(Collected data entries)
******

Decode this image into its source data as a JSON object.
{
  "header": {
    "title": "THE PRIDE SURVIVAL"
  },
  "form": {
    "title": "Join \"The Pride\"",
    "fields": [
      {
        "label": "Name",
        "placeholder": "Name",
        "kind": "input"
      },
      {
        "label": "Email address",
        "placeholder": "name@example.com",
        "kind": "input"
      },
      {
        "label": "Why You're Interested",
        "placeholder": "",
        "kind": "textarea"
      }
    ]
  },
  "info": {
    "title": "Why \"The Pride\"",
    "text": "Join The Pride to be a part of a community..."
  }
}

******

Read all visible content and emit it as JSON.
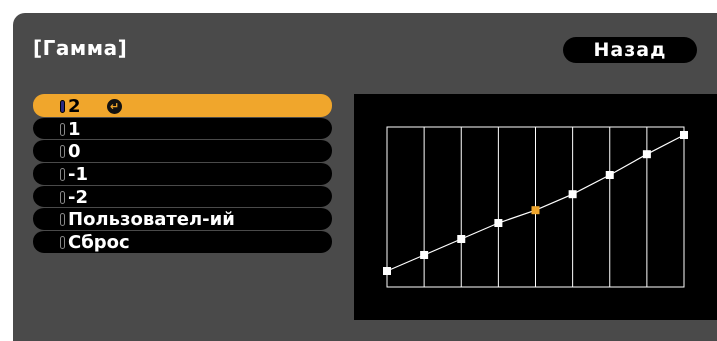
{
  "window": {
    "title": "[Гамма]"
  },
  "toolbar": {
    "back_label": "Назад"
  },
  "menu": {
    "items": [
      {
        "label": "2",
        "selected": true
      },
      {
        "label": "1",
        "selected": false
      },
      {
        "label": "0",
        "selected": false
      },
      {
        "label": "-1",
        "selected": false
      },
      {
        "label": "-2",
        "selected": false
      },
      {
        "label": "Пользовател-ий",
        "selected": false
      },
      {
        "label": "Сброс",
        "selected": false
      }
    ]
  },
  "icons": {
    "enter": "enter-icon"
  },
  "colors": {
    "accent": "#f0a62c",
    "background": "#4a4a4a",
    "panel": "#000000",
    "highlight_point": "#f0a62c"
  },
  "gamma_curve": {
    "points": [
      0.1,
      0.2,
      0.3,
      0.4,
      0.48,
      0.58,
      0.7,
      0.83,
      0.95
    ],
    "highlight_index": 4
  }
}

******

Job: Collect each line containing the string "placeholder".

Task answer:
        "placeholder": "Name",
        "placeholder": "name@example.com",
        "placeholder": "",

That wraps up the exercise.